[THE REQUEST] Starting at the line that contains "Transcribe this image's", quote each line exactly through the last line of the entries, both included.

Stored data

+ + + +

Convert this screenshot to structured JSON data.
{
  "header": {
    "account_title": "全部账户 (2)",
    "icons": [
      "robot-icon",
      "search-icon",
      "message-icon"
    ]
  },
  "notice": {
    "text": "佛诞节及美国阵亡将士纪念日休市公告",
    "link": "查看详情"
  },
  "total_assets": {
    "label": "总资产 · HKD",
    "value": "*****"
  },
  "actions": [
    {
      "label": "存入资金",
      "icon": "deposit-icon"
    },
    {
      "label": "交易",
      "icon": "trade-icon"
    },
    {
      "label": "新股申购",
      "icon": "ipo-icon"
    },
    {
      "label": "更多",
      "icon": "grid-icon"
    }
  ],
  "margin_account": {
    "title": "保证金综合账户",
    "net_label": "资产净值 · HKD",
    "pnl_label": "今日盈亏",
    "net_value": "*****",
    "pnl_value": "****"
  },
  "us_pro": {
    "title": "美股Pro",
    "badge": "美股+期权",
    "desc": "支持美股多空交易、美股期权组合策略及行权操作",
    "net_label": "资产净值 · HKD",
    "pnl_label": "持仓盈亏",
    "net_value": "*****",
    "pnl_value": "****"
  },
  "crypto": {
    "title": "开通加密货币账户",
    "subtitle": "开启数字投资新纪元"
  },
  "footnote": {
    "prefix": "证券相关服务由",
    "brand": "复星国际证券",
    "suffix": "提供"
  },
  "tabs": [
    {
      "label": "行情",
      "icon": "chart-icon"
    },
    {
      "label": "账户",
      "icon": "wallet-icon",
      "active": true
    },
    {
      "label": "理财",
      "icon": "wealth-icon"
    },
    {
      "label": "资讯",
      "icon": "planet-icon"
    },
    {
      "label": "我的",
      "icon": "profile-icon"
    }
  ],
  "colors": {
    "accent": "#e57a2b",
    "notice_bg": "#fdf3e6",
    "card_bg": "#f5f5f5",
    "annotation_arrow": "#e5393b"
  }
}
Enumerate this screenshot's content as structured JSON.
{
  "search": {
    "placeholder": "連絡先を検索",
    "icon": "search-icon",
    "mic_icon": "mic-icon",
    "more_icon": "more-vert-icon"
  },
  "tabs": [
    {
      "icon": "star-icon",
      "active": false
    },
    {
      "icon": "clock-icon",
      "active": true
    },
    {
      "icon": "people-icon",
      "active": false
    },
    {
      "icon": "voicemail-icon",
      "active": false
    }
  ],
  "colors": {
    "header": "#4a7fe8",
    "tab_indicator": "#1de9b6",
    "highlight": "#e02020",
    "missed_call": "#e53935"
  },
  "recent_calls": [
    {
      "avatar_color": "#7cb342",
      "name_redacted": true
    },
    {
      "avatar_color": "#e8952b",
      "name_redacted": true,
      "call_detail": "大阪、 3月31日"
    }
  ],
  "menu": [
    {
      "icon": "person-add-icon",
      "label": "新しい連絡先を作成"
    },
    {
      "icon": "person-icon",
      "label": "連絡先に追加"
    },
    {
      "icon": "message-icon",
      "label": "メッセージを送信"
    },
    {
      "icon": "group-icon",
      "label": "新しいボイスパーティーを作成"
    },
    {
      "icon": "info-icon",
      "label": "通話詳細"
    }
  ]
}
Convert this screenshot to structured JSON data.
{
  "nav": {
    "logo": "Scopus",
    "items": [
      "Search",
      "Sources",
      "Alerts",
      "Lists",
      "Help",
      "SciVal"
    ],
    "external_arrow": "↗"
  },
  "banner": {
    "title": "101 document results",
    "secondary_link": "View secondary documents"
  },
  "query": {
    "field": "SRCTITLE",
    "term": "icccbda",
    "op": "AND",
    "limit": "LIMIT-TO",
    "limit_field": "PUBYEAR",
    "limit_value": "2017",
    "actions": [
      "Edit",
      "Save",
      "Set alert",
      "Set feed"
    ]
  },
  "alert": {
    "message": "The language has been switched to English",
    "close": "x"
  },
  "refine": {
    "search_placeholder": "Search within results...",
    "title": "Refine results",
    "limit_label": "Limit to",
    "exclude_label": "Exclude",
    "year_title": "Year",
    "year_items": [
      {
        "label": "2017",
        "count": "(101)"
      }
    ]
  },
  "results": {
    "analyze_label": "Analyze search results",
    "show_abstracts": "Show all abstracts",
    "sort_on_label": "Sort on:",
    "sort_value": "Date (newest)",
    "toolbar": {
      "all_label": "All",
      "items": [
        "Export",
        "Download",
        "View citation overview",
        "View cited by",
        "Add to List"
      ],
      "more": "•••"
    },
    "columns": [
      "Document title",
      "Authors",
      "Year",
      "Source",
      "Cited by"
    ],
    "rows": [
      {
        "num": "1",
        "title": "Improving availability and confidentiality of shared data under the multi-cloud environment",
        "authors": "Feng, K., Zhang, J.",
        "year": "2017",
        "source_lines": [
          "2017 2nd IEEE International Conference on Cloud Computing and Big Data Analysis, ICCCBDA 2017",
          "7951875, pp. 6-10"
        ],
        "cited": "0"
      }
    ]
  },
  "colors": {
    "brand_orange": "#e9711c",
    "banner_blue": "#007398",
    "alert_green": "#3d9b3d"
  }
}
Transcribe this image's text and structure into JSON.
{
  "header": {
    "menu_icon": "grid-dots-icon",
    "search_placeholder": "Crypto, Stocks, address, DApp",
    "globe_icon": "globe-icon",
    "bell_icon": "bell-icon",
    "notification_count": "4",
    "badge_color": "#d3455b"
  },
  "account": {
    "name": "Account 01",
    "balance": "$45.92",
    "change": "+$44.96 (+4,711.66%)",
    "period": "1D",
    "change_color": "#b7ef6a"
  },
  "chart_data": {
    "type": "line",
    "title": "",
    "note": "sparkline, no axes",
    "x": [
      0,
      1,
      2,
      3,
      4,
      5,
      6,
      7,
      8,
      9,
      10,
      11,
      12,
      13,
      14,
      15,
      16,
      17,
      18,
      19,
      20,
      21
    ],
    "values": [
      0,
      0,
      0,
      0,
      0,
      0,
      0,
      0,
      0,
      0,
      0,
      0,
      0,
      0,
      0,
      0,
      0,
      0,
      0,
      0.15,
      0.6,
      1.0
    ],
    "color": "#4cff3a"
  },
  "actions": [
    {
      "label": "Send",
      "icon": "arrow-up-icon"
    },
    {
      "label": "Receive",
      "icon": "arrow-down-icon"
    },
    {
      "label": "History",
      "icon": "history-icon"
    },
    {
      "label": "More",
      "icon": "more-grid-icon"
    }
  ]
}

+ + + +

[FULL RESPONSE]
Transcribe this image's text and structure into JSON.
{
  "header": {
    "menu_icon": "grid-dots-icon",
    "search_placeholder": "Crypto, Stocks, address, DApp",
    "globe_icon": "globe-icon",
    "bell_icon": "bell-icon",
    "notification_count": "4",
    "badge_color": "#d3455b"
  },
  "account": {
    "name": "Account 01",
    "balance": "$45.92",
    "change": "+$44.96 (+4,711.66%)",
    "period": "1D",
    "change_color": "#b7ef6a"
  },
  "chart_data": {
    "type": "line",
    "title": "",
    "note": "sparkline, no axes",
    "x": [
      0,
      1,
      2,
      3,
      4,
      5,
      6,
      7,
      8,
      9,
      10,
      11,
      12,
      13,
      14,
      15,
      16,
      17,
      18,
      19,
      20,
      21
    ],
    "values": [
      0,
      0,
      0,
      0,
      0,
      0,
      0,
      0,
      0,
      0,
      0,
      0,
      0,
      0,
      0,
      0,
      0,
      0,
      0,
      0.15,
      0.6,
      1.0
    ],
    "color": "#4cff3a"
  },
  "actions": [
    {
      "label": "Send",
      "icon": "arrow-up-icon"
    },
    {
      "label": "Receive",
      "icon": "arrow-down-icon"
    },
    {
      "label": "History",
      "icon": "history-icon"
    },
    {
      "label": "More",
      "icon": "more-grid-icon"
    }
  ]
}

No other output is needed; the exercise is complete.